Reproduce all entries precisely, down to the last character.

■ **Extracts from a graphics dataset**
________________
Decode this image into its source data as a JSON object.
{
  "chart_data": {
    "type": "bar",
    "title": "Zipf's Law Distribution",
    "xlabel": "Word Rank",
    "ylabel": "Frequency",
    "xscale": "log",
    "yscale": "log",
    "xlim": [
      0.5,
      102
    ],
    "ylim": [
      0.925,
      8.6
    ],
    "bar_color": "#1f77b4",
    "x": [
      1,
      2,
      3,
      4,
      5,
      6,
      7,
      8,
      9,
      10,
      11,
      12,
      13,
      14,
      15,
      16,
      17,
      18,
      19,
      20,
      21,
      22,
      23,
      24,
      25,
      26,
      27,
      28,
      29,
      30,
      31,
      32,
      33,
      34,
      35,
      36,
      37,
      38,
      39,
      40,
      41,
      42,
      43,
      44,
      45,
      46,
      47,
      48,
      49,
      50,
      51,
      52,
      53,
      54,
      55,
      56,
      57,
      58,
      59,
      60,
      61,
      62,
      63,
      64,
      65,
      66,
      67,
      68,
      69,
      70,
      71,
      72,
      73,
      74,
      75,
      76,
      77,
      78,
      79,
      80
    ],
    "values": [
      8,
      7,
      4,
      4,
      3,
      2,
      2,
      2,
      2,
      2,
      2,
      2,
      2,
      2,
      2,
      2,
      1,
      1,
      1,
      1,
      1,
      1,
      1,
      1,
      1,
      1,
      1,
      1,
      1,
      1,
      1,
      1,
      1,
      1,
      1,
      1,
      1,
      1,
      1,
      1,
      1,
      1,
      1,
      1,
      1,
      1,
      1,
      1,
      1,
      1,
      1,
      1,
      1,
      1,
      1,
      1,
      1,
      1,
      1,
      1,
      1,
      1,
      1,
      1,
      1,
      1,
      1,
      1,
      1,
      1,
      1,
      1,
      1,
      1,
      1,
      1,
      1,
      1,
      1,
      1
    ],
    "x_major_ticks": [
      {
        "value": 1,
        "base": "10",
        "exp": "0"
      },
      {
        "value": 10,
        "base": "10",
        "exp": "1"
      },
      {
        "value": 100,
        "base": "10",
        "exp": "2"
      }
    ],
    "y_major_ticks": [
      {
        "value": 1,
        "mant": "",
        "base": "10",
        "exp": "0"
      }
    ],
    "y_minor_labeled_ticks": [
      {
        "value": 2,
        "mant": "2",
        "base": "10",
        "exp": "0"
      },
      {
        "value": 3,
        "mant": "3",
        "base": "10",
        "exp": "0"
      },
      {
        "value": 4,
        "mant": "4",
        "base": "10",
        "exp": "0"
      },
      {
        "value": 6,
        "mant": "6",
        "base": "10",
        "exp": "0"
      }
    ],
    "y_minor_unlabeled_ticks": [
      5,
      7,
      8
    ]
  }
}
________________
■ **Exercise result**
Decode this image into its source data as a JSON object.
{
  "chart_data": {
    "type": "bar",
    "title": "Zipf's Law Distribution",
    "xlabel": "Word Rank",
    "ylabel": "Frequency",
    "xscale": "log",
    "yscale": "log",
    "xlim": [
      0.5,
      102
    ],
    "ylim": [
      0.925,
      8.6
    ],
    "bar_color": "#1f77b4",
    "x": [
      1,
      2,
      3,
      4,
      5,
      6,
      7,
      8,
      9,
      10,
      11,
      12,
      13,
      14,
      15,
      16,
      17,
      18,
      19,
      20,
      21,
      22,
      23,
      24,
      25,
      26,
      27,
      28,
      29,
      30,
      31,
      32,
      33,
      34,
      35,
      36,
      37,
      38,
      39,
      40,
      41,
      42,
      43,
      44,
      45,
      46,
      47,
      48,
      49,
      50,
      51,
      52,
      53,
      54,
      55,
      56,
      57,
      58,
      59,
      60,
      61,
      62,
      63,
      64,
      65,
      66,
      67,
      68,
      69,
      70,
      71,
      72,
      73,
      74,
      75,
      76,
      77,
      78,
      79,
      80
    ],
    "values": [
      8,
      7,
      4,
      4,
      3,
      2,
      2,
      2,
      2,
      2,
      2,
      2,
      2,
      2,
      2,
      2,
      1,
      1,
      1,
      1,
      1,
      1,
      1,
      1,
      1,
      1,
      1,
      1,
      1,
      1,
      1,
      1,
      1,
      1,
      1,
      1,
      1,
      1,
      1,
      1,
      1,
      1,
      1,
      1,
      1,
      1,
      1,
      1,
      1,
      1,
      1,
      1,
      1,
      1,
      1,
      1,
      1,
      1,
      1,
      1,
      1,
      1,
      1,
      1,
      1,
      1,
      1,
      1,
      1,
      1,
      1,
      1,
      1,
      1,
      1,
      1,
      1,
      1,
      1,
      1
    ],
    "x_major_ticks": [
      {
        "value": 1,
        "base": "10",
        "exp": "0"
      },
      {
        "value": 10,
        "base": "10",
        "exp": "1"
      },
      {
        "value": 100,
        "base": "10",
        "exp": "2"
      }
    ],
    "y_major_ticks": [
      {
        "value": 1,
        "mant": "",
        "base": "10",
        "exp": "0"
      }
    ],
    "y_minor_labeled_ticks": [
      {
        "value": 2,
        "mant": "2",
        "base": "10",
        "exp": "0"
      },
      {
        "value": 3,
        "mant": "3",
        "base": "10",
        "exp": "0"
      },
      {
        "value": 4,
        "mant": "4",
        "base": "10",
        "exp": "0"
      },
      {
        "value": 6,
        "mant": "6",
        "base": "10",
        "exp": "0"
      }
    ],
    "y_minor_unlabeled_ticks": [
      5,
      7,
      8
    ]
  }
}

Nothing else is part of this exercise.